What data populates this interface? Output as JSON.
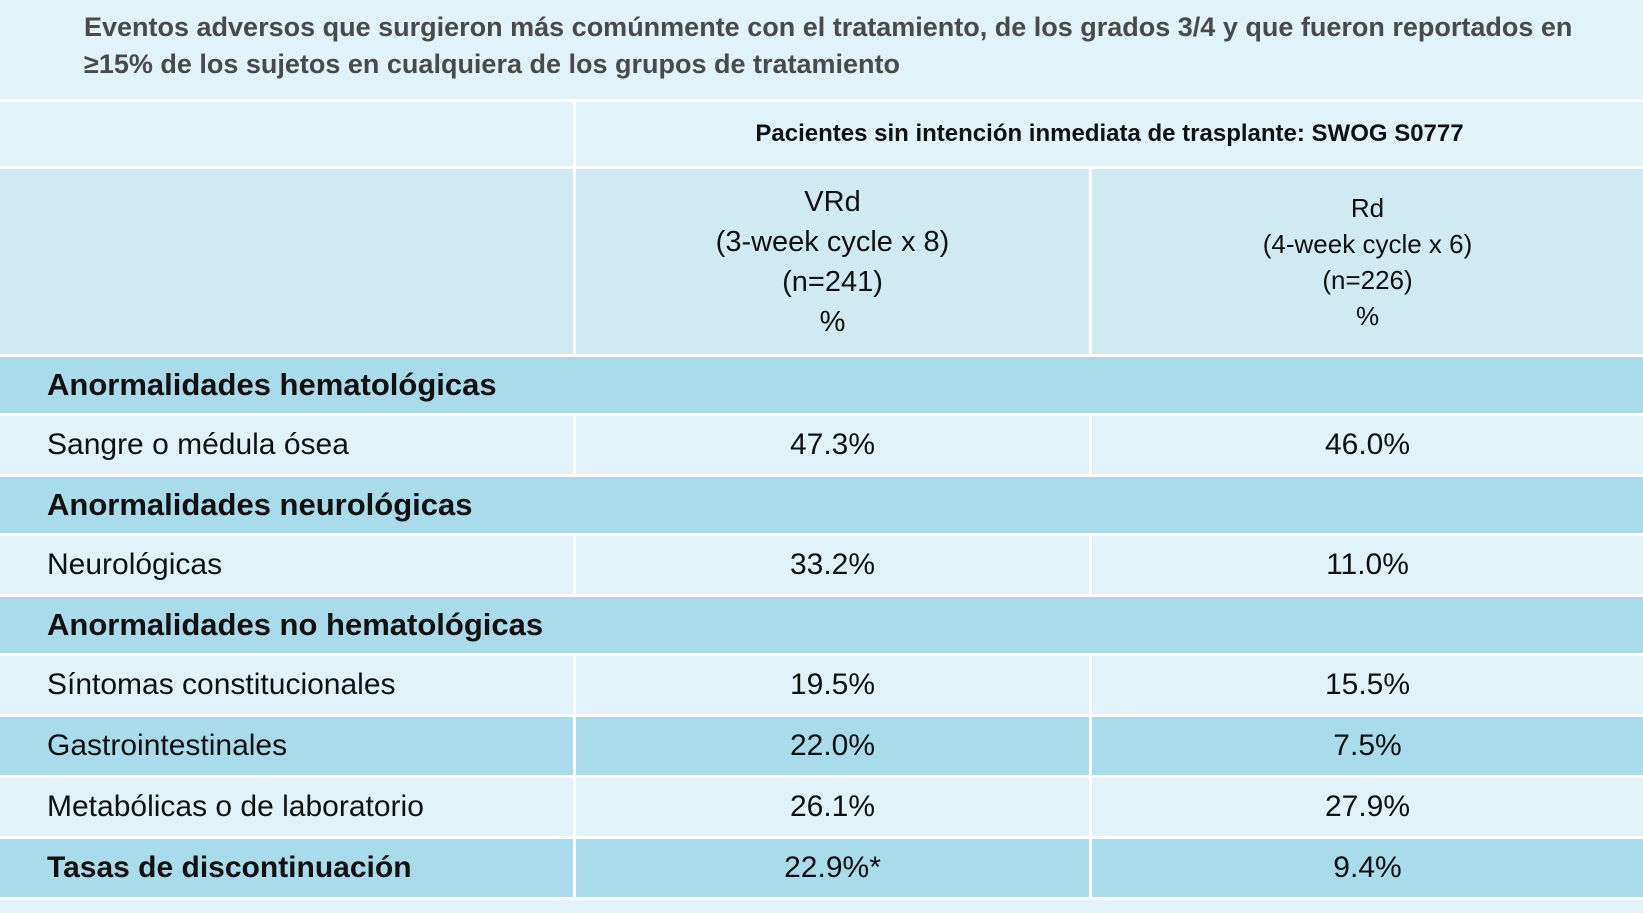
{
  "title": "Eventos adversos que surgieron más comúnmente con el tratamiento, de los grados 3/4 y que fueron reportados en ≥15% de los sujetos en cualquiera de los grupos de tratamiento",
  "group_header": "Pacientes sin intención inmediata de trasplante: SWOG S0777",
  "columns": [
    {
      "name": "VRd",
      "cycle": "(3-week cycle x 8)",
      "n": "(n=241)",
      "unit": "%"
    },
    {
      "name": "Rd",
      "cycle": "(4-week cycle x 6)",
      "n": "(n=226)",
      "unit": "%"
    }
  ],
  "sections": [
    {
      "label": "Anormalidades hematológicas"
    },
    {
      "label": "Anormalidades neurológicas"
    },
    {
      "label": "Anormalidades no hematológicas"
    }
  ],
  "rows": [
    {
      "label": "Sangre o médula ósea",
      "vrd": "47.3%",
      "rd": "46.0%"
    },
    {
      "label": "Neurológicas",
      "vrd": "33.2%",
      "rd": "11.0%"
    },
    {
      "label": "Síntomas constitucionales",
      "vrd": "19.5%",
      "rd": "15.5%"
    },
    {
      "label": "Gastrointestinales",
      "vrd": "22.0%",
      "rd": "7.5%"
    },
    {
      "label": "Metabólicas o de laboratorio",
      "vrd": "26.1%",
      "rd": "27.9%"
    },
    {
      "label": "Tasas de discontinuación",
      "vrd": "22.9%*",
      "rd": "9.4%"
    }
  ],
  "colors": {
    "light_row": "#e1f2f9",
    "dark_row": "#a9dbea",
    "subheader": "#cfeaf1",
    "title_text": "#4a4a4a"
  }
}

________

### [REQUIREMENTS]
Copy out each line word for word, please, skipping the images.

### [WORKED ANSWER]
What data populates this interface? Output as JSON.
{
  "title": "Eventos adversos que surgieron más comúnmente con el tratamiento, de los grados 3/4 y que fueron reportados en ≥15% de los sujetos en cualquiera de los grupos de tratamiento",
  "group_header": "Pacientes sin intención inmediata de trasplante: SWOG S0777",
  "columns": [
    {
      "name": "VRd",
      "cycle": "(3-week cycle x 8)",
      "n": "(n=241)",
      "unit": "%"
    },
    {
      "name": "Rd",
      "cycle": "(4-week cycle x 6)",
      "n": "(n=226)",
      "unit": "%"
    }
  ],
  "sections": [
    {
      "label": "Anormalidades hematológicas"
    },
    {
      "label": "Anormalidades neurológicas"
    },
    {
      "label": "Anormalidades no hematológicas"
    }
  ],
  "rows": [
    {
      "label": "Sangre o médula ósea",
      "vrd": "47.3%",
      "rd": "46.0%"
    },
    {
      "label": "Neurológicas",
      "vrd": "33.2%",
      "rd": "11.0%"
    },
    {
      "label": "Síntomas constitucionales",
      "vrd": "19.5%",
      "rd": "15.5%"
    },
    {
      "label": "Gastrointestinales",
      "vrd": "22.0%",
      "rd": "7.5%"
    },
    {
      "label": "Metabólicas o de laboratorio",
      "vrd": "26.1%",
      "rd": "27.9%"
    },
    {
      "label": "Tasas de discontinuación",
      "vrd": "22.9%*",
      "rd": "9.4%"
    }
  ],
  "colors": {
    "light_row": "#e1f2f9",
    "dark_row": "#a9dbea",
    "subheader": "#cfeaf1",
    "title_text": "#4a4a4a"
  }
}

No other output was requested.